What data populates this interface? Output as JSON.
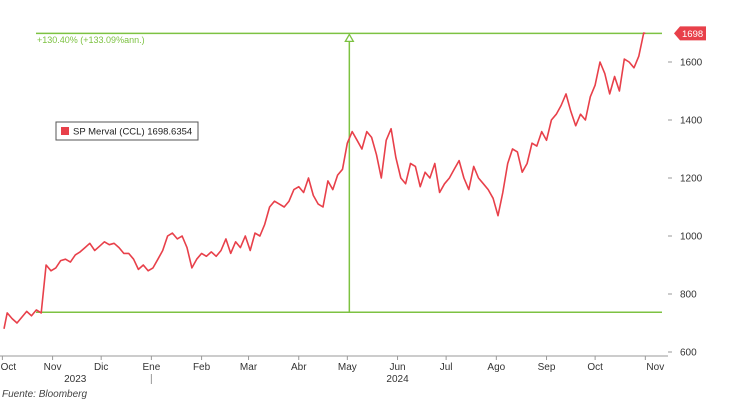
{
  "source": "Fuente: Bloomberg",
  "chart_data": {
    "type": "line",
    "legend_position": "top-left",
    "grid": false,
    "ylim": [
      600,
      1700
    ],
    "yticks": [
      600,
      800,
      1000,
      1200,
      1400,
      1600
    ],
    "xlim": [
      "2023-10-02",
      "2024-11-15"
    ],
    "month_ticks": [
      {
        "label": "Oct",
        "date": "2023-10-01"
      },
      {
        "label": "Nov",
        "date": "2023-11-01"
      },
      {
        "label": "Dic",
        "date": "2023-12-01"
      },
      {
        "label": "Ene",
        "date": "2024-01-01"
      },
      {
        "label": "Feb",
        "date": "2024-02-01"
      },
      {
        "label": "Mar",
        "date": "2024-03-01"
      },
      {
        "label": "Abr",
        "date": "2024-04-01"
      },
      {
        "label": "May",
        "date": "2024-05-01"
      },
      {
        "label": "Jun",
        "date": "2024-06-01"
      },
      {
        "label": "Jul",
        "date": "2024-07-01"
      },
      {
        "label": "Ago",
        "date": "2024-08-01"
      },
      {
        "label": "Sep",
        "date": "2024-09-01"
      },
      {
        "label": "Oct",
        "date": "2024-10-01"
      },
      {
        "label": "Nov",
        "date": "2024-11-01"
      }
    ],
    "years": [
      {
        "label": "2023",
        "date": "2023-11-15"
      },
      {
        "label": "2024",
        "date": "2024-06-01"
      }
    ],
    "year_separator": "2024-01-01",
    "series": [
      {
        "name": "SP Merval (CCL)",
        "last_value": "1698.6354",
        "last_label": "1698",
        "color": "#e8404a",
        "x": [
          "2023-10-02",
          "2023-10-04",
          "2023-10-07",
          "2023-10-10",
          "2023-10-13",
          "2023-10-16",
          "2023-10-19",
          "2023-10-22",
          "2023-10-25",
          "2023-10-28",
          "2023-10-31",
          "2023-11-03",
          "2023-11-06",
          "2023-11-09",
          "2023-11-12",
          "2023-11-15",
          "2023-11-18",
          "2023-11-21",
          "2023-11-24",
          "2023-11-27",
          "2023-11-30",
          "2023-12-03",
          "2023-12-06",
          "2023-12-09",
          "2023-12-12",
          "2023-12-15",
          "2023-12-18",
          "2023-12-21",
          "2023-12-24",
          "2023-12-27",
          "2023-12-30",
          "2024-01-02",
          "2024-01-05",
          "2024-01-08",
          "2024-01-11",
          "2024-01-14",
          "2024-01-17",
          "2024-01-20",
          "2024-01-23",
          "2024-01-26",
          "2024-01-29",
          "2024-02-01",
          "2024-02-04",
          "2024-02-07",
          "2024-02-10",
          "2024-02-13",
          "2024-02-16",
          "2024-02-19",
          "2024-02-22",
          "2024-02-25",
          "2024-02-28",
          "2024-03-02",
          "2024-03-05",
          "2024-03-08",
          "2024-03-11",
          "2024-03-14",
          "2024-03-17",
          "2024-03-20",
          "2024-03-23",
          "2024-03-26",
          "2024-03-29",
          "2024-04-01",
          "2024-04-04",
          "2024-04-07",
          "2024-04-10",
          "2024-04-13",
          "2024-04-16",
          "2024-04-19",
          "2024-04-22",
          "2024-04-25",
          "2024-04-28",
          "2024-05-01",
          "2024-05-04",
          "2024-05-07",
          "2024-05-10",
          "2024-05-13",
          "2024-05-16",
          "2024-05-19",
          "2024-05-22",
          "2024-05-25",
          "2024-05-28",
          "2024-05-31",
          "2024-06-03",
          "2024-06-06",
          "2024-06-09",
          "2024-06-12",
          "2024-06-15",
          "2024-06-18",
          "2024-06-21",
          "2024-06-24",
          "2024-06-27",
          "2024-06-30",
          "2024-07-03",
          "2024-07-06",
          "2024-07-09",
          "2024-07-12",
          "2024-07-15",
          "2024-07-18",
          "2024-07-21",
          "2024-07-24",
          "2024-07-27",
          "2024-07-30",
          "2024-08-02",
          "2024-08-05",
          "2024-08-08",
          "2024-08-11",
          "2024-08-14",
          "2024-08-17",
          "2024-08-20",
          "2024-08-23",
          "2024-08-26",
          "2024-08-29",
          "2024-09-01",
          "2024-09-04",
          "2024-09-07",
          "2024-09-10",
          "2024-09-13",
          "2024-09-16",
          "2024-09-19",
          "2024-09-22",
          "2024-09-25",
          "2024-09-28",
          "2024-10-01",
          "2024-10-04",
          "2024-10-07",
          "2024-10-10",
          "2024-10-13",
          "2024-10-16",
          "2024-10-19",
          "2024-10-22",
          "2024-10-25",
          "2024-10-28",
          "2024-10-31",
          "2024-11-01"
        ],
        "y": [
          680,
          735,
          715,
          700,
          720,
          740,
          725,
          745,
          735,
          900,
          880,
          890,
          915,
          920,
          910,
          935,
          945,
          960,
          975,
          950,
          965,
          980,
          970,
          975,
          960,
          940,
          940,
          920,
          885,
          900,
          880,
          890,
          920,
          950,
          1000,
          1010,
          990,
          1000,
          960,
          890,
          920,
          940,
          930,
          945,
          930,
          950,
          990,
          940,
          980,
          960,
          1000,
          950,
          1010,
          1000,
          1040,
          1100,
          1120,
          1110,
          1100,
          1120,
          1160,
          1170,
          1150,
          1200,
          1140,
          1110,
          1100,
          1190,
          1160,
          1210,
          1230,
          1320,
          1360,
          1330,
          1300,
          1360,
          1340,
          1280,
          1200,
          1330,
          1370,
          1270,
          1200,
          1180,
          1250,
          1240,
          1170,
          1220,
          1200,
          1250,
          1150,
          1180,
          1200,
          1230,
          1260,
          1200,
          1160,
          1240,
          1200,
          1180,
          1160,
          1130,
          1070,
          1150,
          1250,
          1300,
          1290,
          1220,
          1250,
          1320,
          1310,
          1360,
          1330,
          1400,
          1420,
          1450,
          1490,
          1430,
          1380,
          1420,
          1400,
          1480,
          1520,
          1600,
          1560,
          1490,
          1550,
          1500,
          1610,
          1600,
          1580,
          1620,
          1700,
          1698.6
        ]
      }
    ],
    "annotation": {
      "label": "+130.40% (+133.09%ann.)",
      "from_value": 737,
      "to_value": 1698.6,
      "arrow_date": "2024-05-01",
      "color": "#7dc242"
    }
  }
}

What needs to be done.
Set down all the entries exactly as they appear, but skip any pictures.

Exercise response.
What data populates this interface? Output as JSON.
{
  "source": "Fuente: Bloomberg",
  "chart_data": {
    "type": "line",
    "legend_position": "top-left",
    "grid": false,
    "ylim": [
      600,
      1700
    ],
    "yticks": [
      600,
      800,
      1000,
      1200,
      1400,
      1600
    ],
    "xlim": [
      "2023-10-02",
      "2024-11-15"
    ],
    "month_ticks": [
      {
        "label": "Oct",
        "date": "2023-10-01"
      },
      {
        "label": "Nov",
        "date": "2023-11-01"
      },
      {
        "label": "Dic",
        "date": "2023-12-01"
      },
      {
        "label": "Ene",
        "date": "2024-01-01"
      },
      {
        "label": "Feb",
        "date": "2024-02-01"
      },
      {
        "label": "Mar",
        "date": "2024-03-01"
      },
      {
        "label": "Abr",
        "date": "2024-04-01"
      },
      {
        "label": "May",
        "date": "2024-05-01"
      },
      {
        "label": "Jun",
        "date": "2024-06-01"
      },
      {
        "label": "Jul",
        "date": "2024-07-01"
      },
      {
        "label": "Ago",
        "date": "2024-08-01"
      },
      {
        "label": "Sep",
        "date": "2024-09-01"
      },
      {
        "label": "Oct",
        "date": "2024-10-01"
      },
      {
        "label": "Nov",
        "date": "2024-11-01"
      }
    ],
    "years": [
      {
        "label": "2023",
        "date": "2023-11-15"
      },
      {
        "label": "2024",
        "date": "2024-06-01"
      }
    ],
    "year_separator": "2024-01-01",
    "series": [
      {
        "name": "SP Merval (CCL)",
        "last_value": "1698.6354",
        "last_label": "1698",
        "color": "#e8404a",
        "x": [
          "2023-10-02",
          "2023-10-04",
          "2023-10-07",
          "2023-10-10",
          "2023-10-13",
          "2023-10-16",
          "2023-10-19",
          "2023-10-22",
          "2023-10-25",
          "2023-10-28",
          "2023-10-31",
          "2023-11-03",
          "2023-11-06",
          "2023-11-09",
          "2023-11-12",
          "2023-11-15",
          "2023-11-18",
          "2023-11-21",
          "2023-11-24",
          "2023-11-27",
          "2023-11-30",
          "2023-12-03",
          "2023-12-06",
          "2023-12-09",
          "2023-12-12",
          "2023-12-15",
          "2023-12-18",
          "2023-12-21",
          "2023-12-24",
          "2023-12-27",
          "2023-12-30",
          "2024-01-02",
          "2024-01-05",
          "2024-01-08",
          "2024-01-11",
          "2024-01-14",
          "2024-01-17",
          "2024-01-20",
          "2024-01-23",
          "2024-01-26",
          "2024-01-29",
          "2024-02-01",
          "2024-02-04",
          "2024-02-07",
          "2024-02-10",
          "2024-02-13",
          "2024-02-16",
          "2024-02-19",
          "2024-02-22",
          "2024-02-25",
          "2024-02-28",
          "2024-03-02",
          "2024-03-05",
          "2024-03-08",
          "2024-03-11",
          "2024-03-14",
          "2024-03-17",
          "2024-03-20",
          "2024-03-23",
          "2024-03-26",
          "2024-03-29",
          "2024-04-01",
          "2024-04-04",
          "2024-04-07",
          "2024-04-10",
          "2024-04-13",
          "2024-04-16",
          "2024-04-19",
          "2024-04-22",
          "2024-04-25",
          "2024-04-28",
          "2024-05-01",
          "2024-05-04",
          "2024-05-07",
          "2024-05-10",
          "2024-05-13",
          "2024-05-16",
          "2024-05-19",
          "2024-05-22",
          "2024-05-25",
          "2024-05-28",
          "2024-05-31",
          "2024-06-03",
          "2024-06-06",
          "2024-06-09",
          "2024-06-12",
          "2024-06-15",
          "2024-06-18",
          "2024-06-21",
          "2024-06-24",
          "2024-06-27",
          "2024-06-30",
          "2024-07-03",
          "2024-07-06",
          "2024-07-09",
          "2024-07-12",
          "2024-07-15",
          "2024-07-18",
          "2024-07-21",
          "2024-07-24",
          "2024-07-27",
          "2024-07-30",
          "2024-08-02",
          "2024-08-05",
          "2024-08-08",
          "2024-08-11",
          "2024-08-14",
          "2024-08-17",
          "2024-08-20",
          "2024-08-23",
          "2024-08-26",
          "2024-08-29",
          "2024-09-01",
          "2024-09-04",
          "2024-09-07",
          "2024-09-10",
          "2024-09-13",
          "2024-09-16",
          "2024-09-19",
          "2024-09-22",
          "2024-09-25",
          "2024-09-28",
          "2024-10-01",
          "2024-10-04",
          "2024-10-07",
          "2024-10-10",
          "2024-10-13",
          "2024-10-16",
          "2024-10-19",
          "2024-10-22",
          "2024-10-25",
          "2024-10-28",
          "2024-10-31",
          "2024-11-01"
        ],
        "y": [
          680,
          735,
          715,
          700,
          720,
          740,
          725,
          745,
          735,
          900,
          880,
          890,
          915,
          920,
          910,
          935,
          945,
          960,
          975,
          950,
          965,
          980,
          970,
          975,
          960,
          940,
          940,
          920,
          885,
          900,
          880,
          890,
          920,
          950,
          1000,
          1010,
          990,
          1000,
          960,
          890,
          920,
          940,
          930,
          945,
          930,
          950,
          990,
          940,
          980,
          960,
          1000,
          950,
          1010,
          1000,
          1040,
          1100,
          1120,
          1110,
          1100,
          1120,
          1160,
          1170,
          1150,
          1200,
          1140,
          1110,
          1100,
          1190,
          1160,
          1210,
          1230,
          1320,
          1360,
          1330,
          1300,
          1360,
          1340,
          1280,
          1200,
          1330,
          1370,
          1270,
          1200,
          1180,
          1250,
          1240,
          1170,
          1220,
          1200,
          1250,
          1150,
          1180,
          1200,
          1230,
          1260,
          1200,
          1160,
          1240,
          1200,
          1180,
          1160,
          1130,
          1070,
          1150,
          1250,
          1300,
          1290,
          1220,
          1250,
          1320,
          1310,
          1360,
          1330,
          1400,
          1420,
          1450,
          1490,
          1430,
          1380,
          1420,
          1400,
          1480,
          1520,
          1600,
          1560,
          1490,
          1550,
          1500,
          1610,
          1600,
          1580,
          1620,
          1700,
          1698.6
        ]
      }
    ],
    "annotation": {
      "label": "+130.40% (+133.09%ann.)",
      "from_value": 737,
      "to_value": 1698.6,
      "arrow_date": "2024-05-01",
      "color": "#7dc242"
    }
  }
}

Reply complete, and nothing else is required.